--- SET EXERCISE ---
Copy the data that follows, character for character, minus the pictures.

* START MATERIAL SHOWN *

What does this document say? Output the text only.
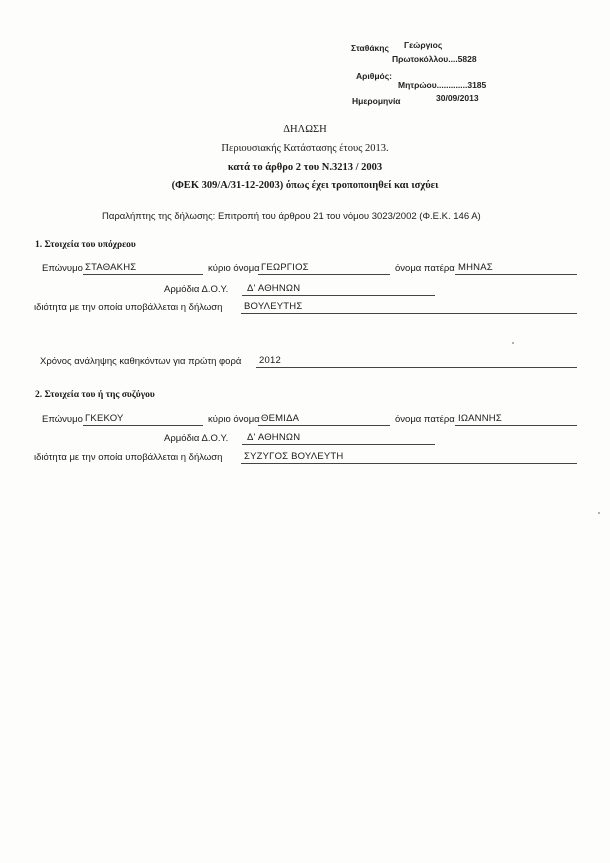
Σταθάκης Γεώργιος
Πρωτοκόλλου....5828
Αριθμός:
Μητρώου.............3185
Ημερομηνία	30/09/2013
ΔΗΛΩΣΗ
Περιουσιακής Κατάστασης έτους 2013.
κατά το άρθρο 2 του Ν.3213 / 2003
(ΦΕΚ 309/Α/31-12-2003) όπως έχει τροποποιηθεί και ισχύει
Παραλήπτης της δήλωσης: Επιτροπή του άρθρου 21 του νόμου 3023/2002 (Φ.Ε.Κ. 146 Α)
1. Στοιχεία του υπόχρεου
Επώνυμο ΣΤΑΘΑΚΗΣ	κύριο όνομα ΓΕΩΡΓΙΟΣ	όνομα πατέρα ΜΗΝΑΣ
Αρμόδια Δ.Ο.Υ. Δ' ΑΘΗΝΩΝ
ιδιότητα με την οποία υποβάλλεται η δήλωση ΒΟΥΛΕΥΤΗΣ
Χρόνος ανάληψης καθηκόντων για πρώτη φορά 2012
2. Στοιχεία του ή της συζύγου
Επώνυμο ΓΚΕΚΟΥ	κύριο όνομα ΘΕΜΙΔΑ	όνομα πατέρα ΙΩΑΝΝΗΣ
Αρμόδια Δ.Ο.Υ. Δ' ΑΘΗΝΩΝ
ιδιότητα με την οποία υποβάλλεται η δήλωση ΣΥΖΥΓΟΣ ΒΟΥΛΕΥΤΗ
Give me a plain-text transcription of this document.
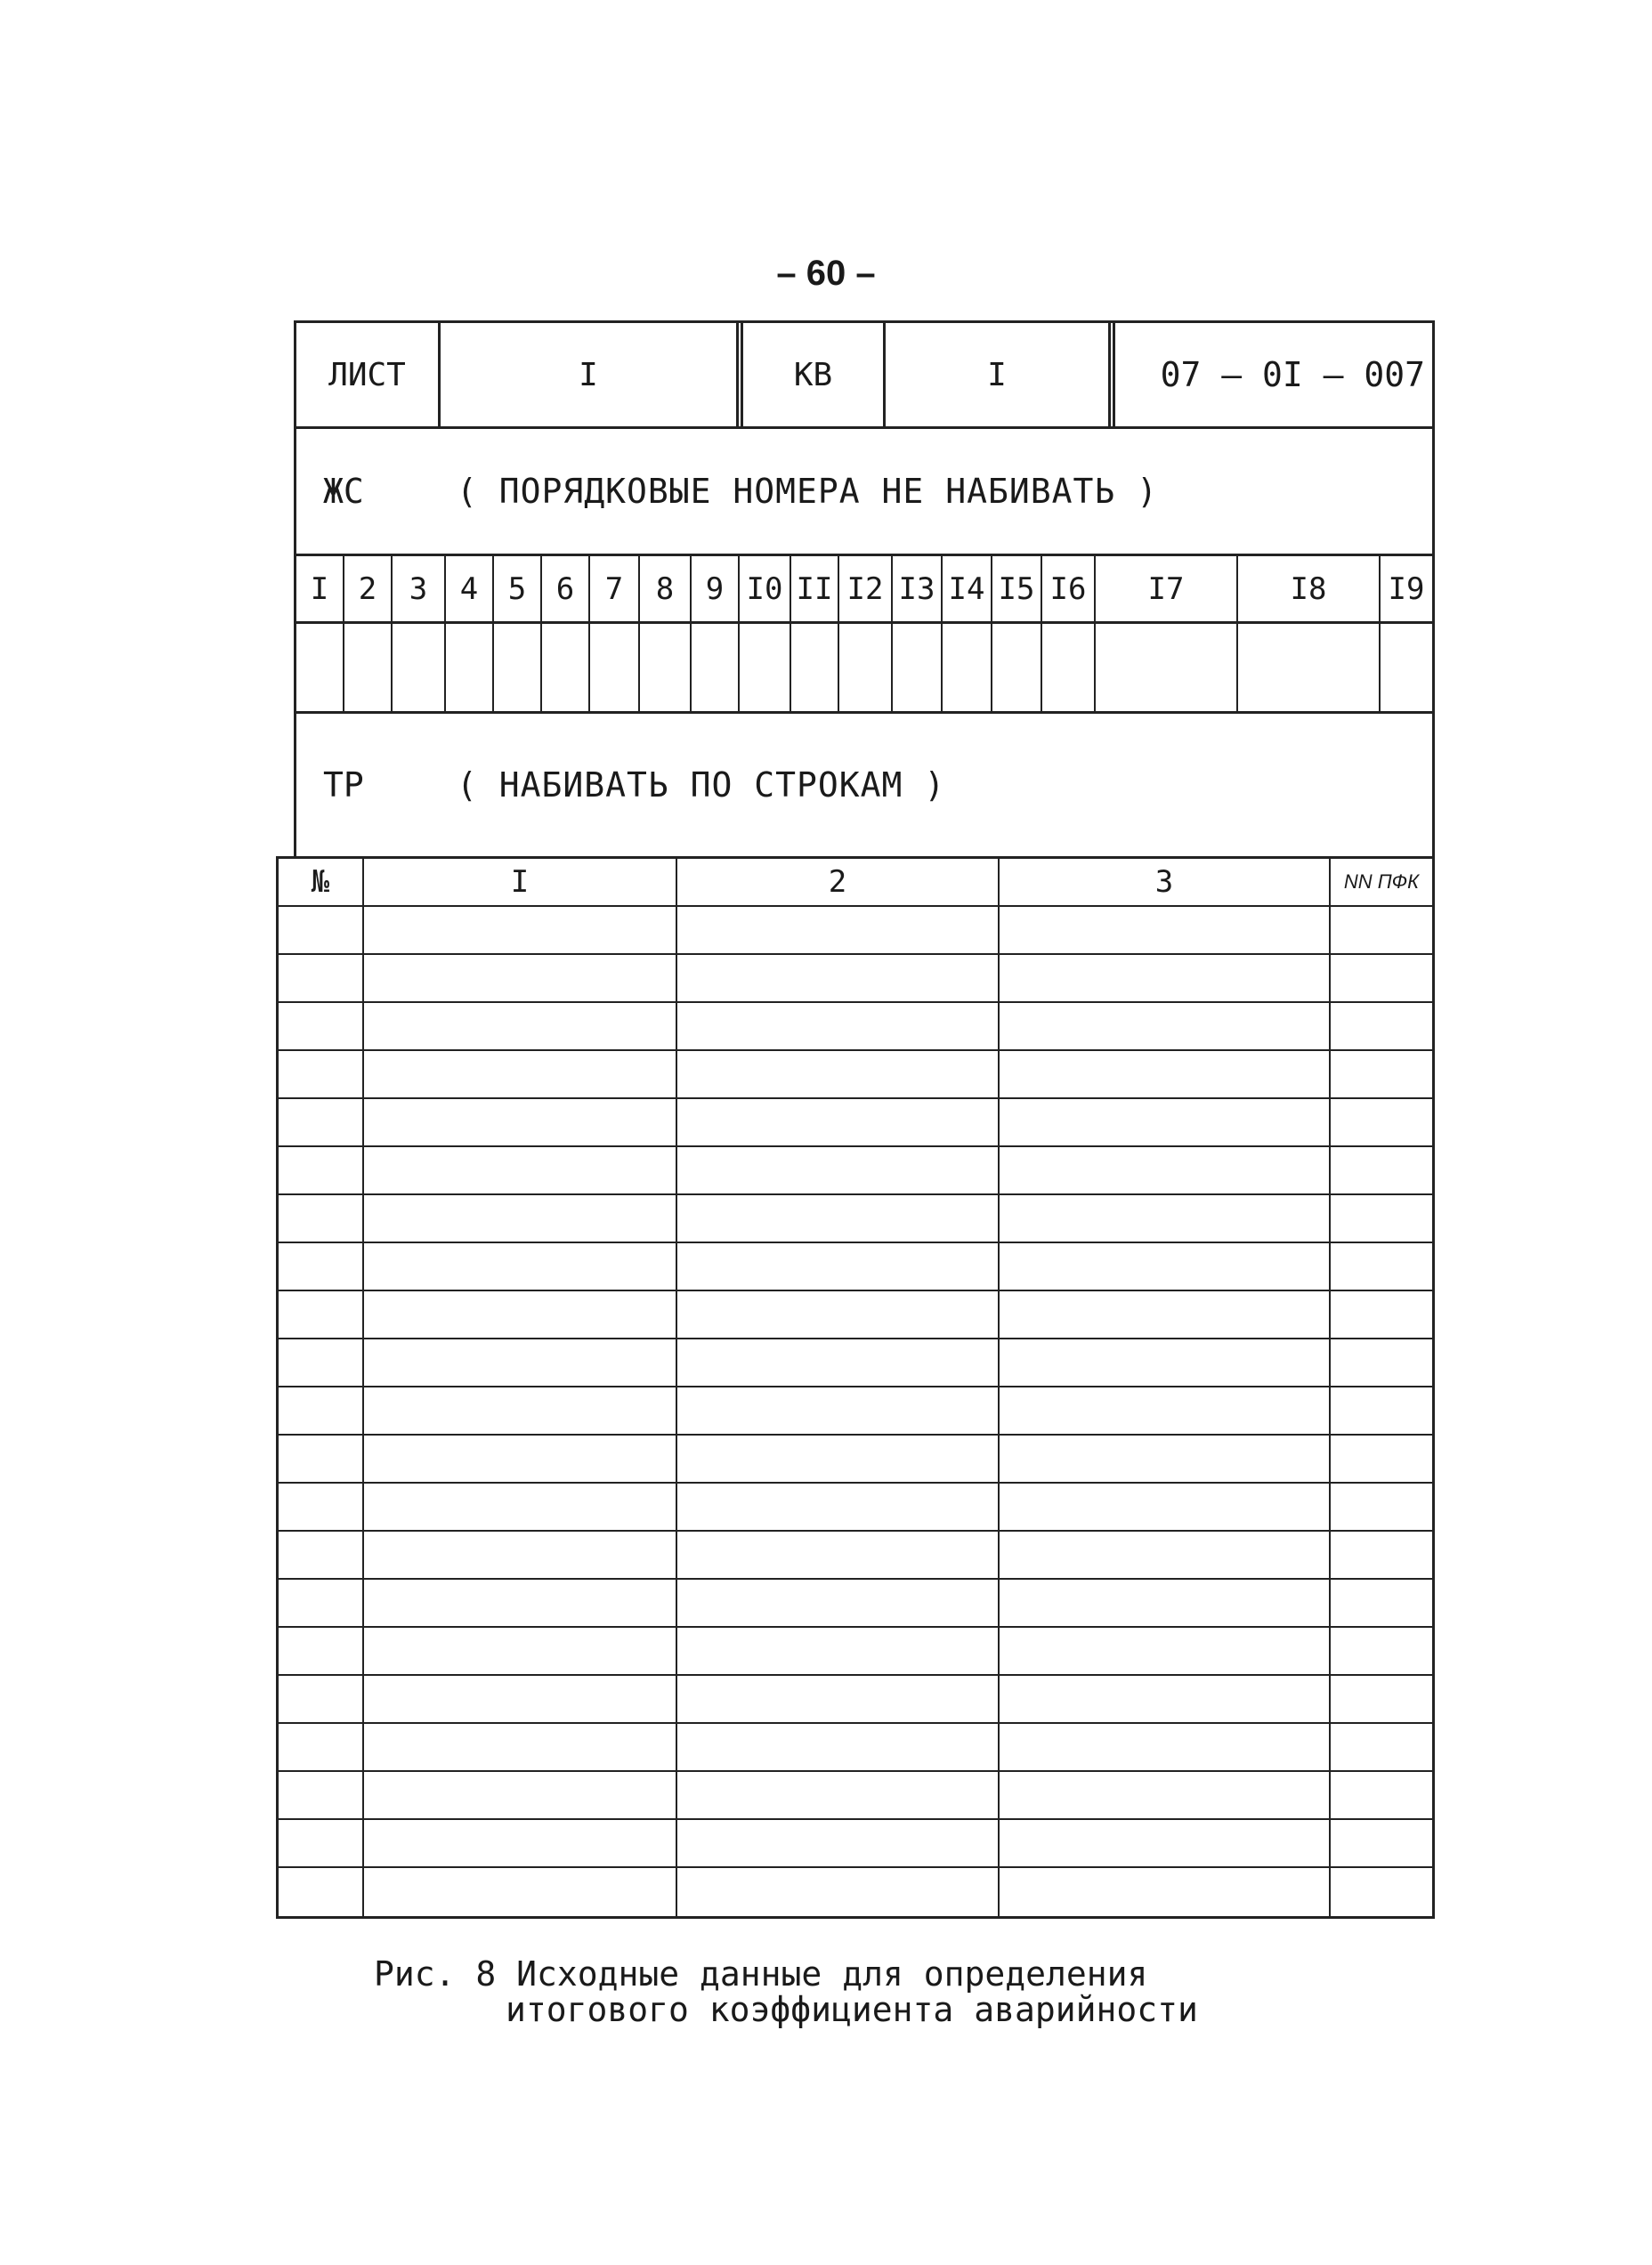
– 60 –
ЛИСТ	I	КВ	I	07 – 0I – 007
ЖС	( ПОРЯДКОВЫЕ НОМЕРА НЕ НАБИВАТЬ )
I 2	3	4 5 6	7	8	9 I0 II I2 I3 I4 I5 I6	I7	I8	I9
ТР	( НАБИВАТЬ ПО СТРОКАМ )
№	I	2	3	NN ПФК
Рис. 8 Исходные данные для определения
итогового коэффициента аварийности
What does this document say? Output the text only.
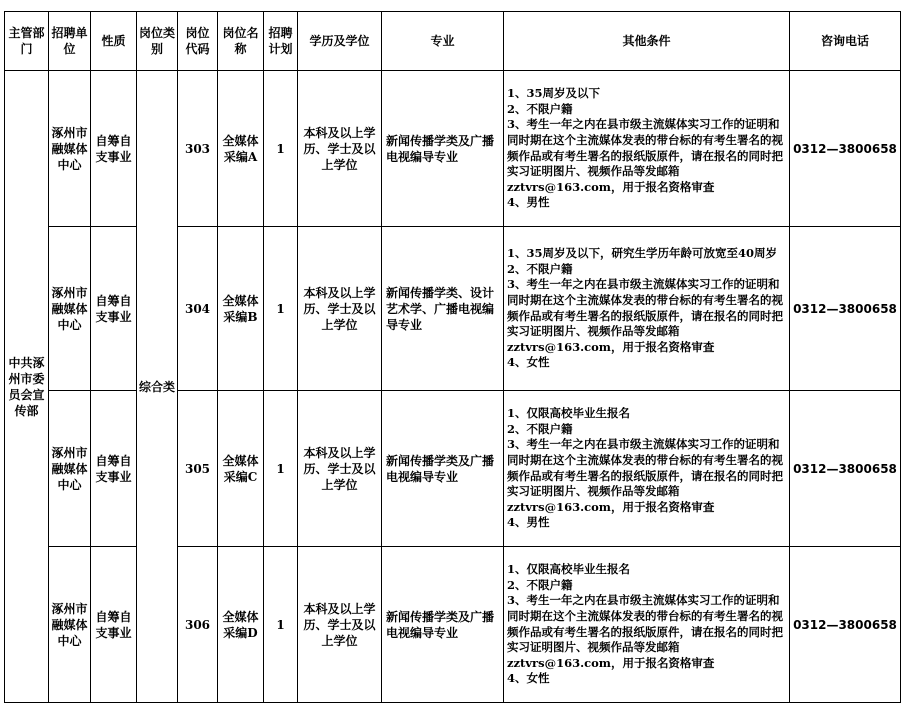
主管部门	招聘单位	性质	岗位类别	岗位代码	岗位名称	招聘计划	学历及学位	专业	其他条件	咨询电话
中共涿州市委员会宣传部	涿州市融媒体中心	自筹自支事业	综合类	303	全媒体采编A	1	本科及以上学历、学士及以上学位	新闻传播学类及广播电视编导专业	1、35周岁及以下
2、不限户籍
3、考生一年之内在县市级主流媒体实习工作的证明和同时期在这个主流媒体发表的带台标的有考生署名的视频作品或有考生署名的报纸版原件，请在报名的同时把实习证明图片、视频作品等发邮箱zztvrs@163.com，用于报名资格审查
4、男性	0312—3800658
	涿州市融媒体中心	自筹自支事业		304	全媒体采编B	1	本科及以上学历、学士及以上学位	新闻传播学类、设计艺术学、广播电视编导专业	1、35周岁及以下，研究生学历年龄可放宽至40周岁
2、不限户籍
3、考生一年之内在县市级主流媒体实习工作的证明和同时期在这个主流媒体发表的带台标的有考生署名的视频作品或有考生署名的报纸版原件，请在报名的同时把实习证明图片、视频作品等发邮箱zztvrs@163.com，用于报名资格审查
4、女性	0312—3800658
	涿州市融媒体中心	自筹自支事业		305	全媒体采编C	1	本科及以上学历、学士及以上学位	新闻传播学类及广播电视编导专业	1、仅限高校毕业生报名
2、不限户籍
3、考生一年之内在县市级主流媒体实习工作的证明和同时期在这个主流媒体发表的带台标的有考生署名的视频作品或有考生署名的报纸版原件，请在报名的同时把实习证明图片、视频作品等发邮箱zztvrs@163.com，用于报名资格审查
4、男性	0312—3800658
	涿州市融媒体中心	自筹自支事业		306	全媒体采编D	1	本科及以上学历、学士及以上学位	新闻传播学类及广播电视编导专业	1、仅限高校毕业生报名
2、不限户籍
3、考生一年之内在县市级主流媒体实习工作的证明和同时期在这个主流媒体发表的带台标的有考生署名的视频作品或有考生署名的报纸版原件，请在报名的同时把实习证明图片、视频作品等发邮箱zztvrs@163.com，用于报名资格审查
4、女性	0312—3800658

* END MATERIAL SHOWN *

--- FULL OUTPUT ---
What does this document say? Output the text only.
Σταθάκης Γεώργιος
Πρωτοκόλλου....5828
Αριθμός:
Μητρώου.............3185
Ημερομηνία	30/09/2013
ΔΗΛΩΣΗ
Περιουσιακής Κατάστασης έτους 2013.
κατά το άρθρο 2 του Ν.3213 / 2003
(ΦΕΚ 309/Α/31-12-2003) όπως έχει τροποποιηθεί και ισχύει
Παραλήπτης της δήλωσης: Επιτροπή του άρθρου 21 του νόμου 3023/2002 (Φ.Ε.Κ. 146 Α)
1. Στοιχεία του υπόχρεου
Επώνυμο ΣΤΑΘΑΚΗΣ	κύριο όνομα ΓΕΩΡΓΙΟΣ	όνομα πατέρα ΜΗΝΑΣ
Αρμόδια Δ.Ο.Υ. Δ' ΑΘΗΝΩΝ
ιδιότητα με την οποία υποβάλλεται η δήλωση ΒΟΥΛΕΥΤΗΣ
Χρόνος ανάληψης καθηκόντων για πρώτη φορά 2012
2. Στοιχεία του ή της συζύγου
Επώνυμο ΓΚΕΚΟΥ	κύριο όνομα ΘΕΜΙΔΑ	όνομα πατέρα ΙΩΑΝΝΗΣ
Αρμόδια Δ.Ο.Υ. Δ' ΑΘΗΝΩΝ
ιδιότητα με την οποία υποβάλλεται η δήλωση ΣΥΖΥΓΟΣ ΒΟΥΛΕΥΤΗ
Give me a plain-text transcription of this document.
– 60 –
ЛИСТ	I	КВ	I	07 – 0I – 007
ЖС	( ПОРЯДКОВЫЕ НОМЕРА НЕ НАБИВАТЬ )
I 2	3	4 5 6	7	8	9 I0 II I2 I3 I4 I5 I6	I7	I8	I9
ТР	( НАБИВАТЬ ПО СТРОКАМ )
№	I	2	3	NN ПФК
Рис. 8 Исходные данные для определения
итогового коэффициента аварийности
What does this document say? Output the text only.
主管部门	招聘单位	性质	岗位类别	岗位代码	岗位名称	招聘计划	学历及学位	专业	其他条件	咨询电话
中共涿州市委员会宣传部	涿州市融媒体中心	自筹自支事业	综合类	303	全媒体采编A	1	本科及以上学历、学士及以上学位	新闻传播学类及广播电视编导专业	1、35周岁及以下
2、不限户籍
3、考生一年之内在县市级主流媒体实习工作的证明和同时期在这个主流媒体发表的带台标的有考生署名的视频作品或有考生署名的报纸版原件，请在报名的同时把实习证明图片、视频作品等发邮箱zztvrs@163.com，用于报名资格审查
4、男性	0312—3800658
	涿州市融媒体中心	自筹自支事业		304	全媒体采编B	1	本科及以上学历、学士及以上学位	新闻传播学类、设计艺术学、广播电视编导专业	1、35周岁及以下，研究生学历年龄可放宽至40周岁
2、不限户籍
3、考生一年之内在县市级主流媒体实习工作的证明和同时期在这个主流媒体发表的带台标的有考生署名的视频作品或有考生署名的报纸版原件，请在报名的同时把实习证明图片、视频作品等发邮箱zztvrs@163.com，用于报名资格审查
4、女性	0312—3800658
	涿州市融媒体中心	自筹自支事业		305	全媒体采编C	1	本科及以上学历、学士及以上学位	新闻传播学类及广播电视编导专业	1、仅限高校毕业生报名
2、不限户籍
3、考生一年之内在县市级主流媒体实习工作的证明和同时期在这个主流媒体发表的带台标的有考生署名的视频作品或有考生署名的报纸版原件，请在报名的同时把实习证明图片、视频作品等发邮箱zztvrs@163.com，用于报名资格审查
4、男性	0312—3800658
	涿州市融媒体中心	自筹自支事业		306	全媒体采编D	1	本科及以上学历、学士及以上学位	新闻传播学类及广播电视编导专业	1、仅限高校毕业生报名
2、不限户籍
3、考生一年之内在县市级主流媒体实习工作的证明和同时期在这个主流媒体发表的带台标的有考生署名的视频作品或有考生署名的报纸版原件，请在报名的同时把实习证明图片、视频作品等发邮箱zztvrs@163.com，用于报名资格审查
4、女性	0312—3800658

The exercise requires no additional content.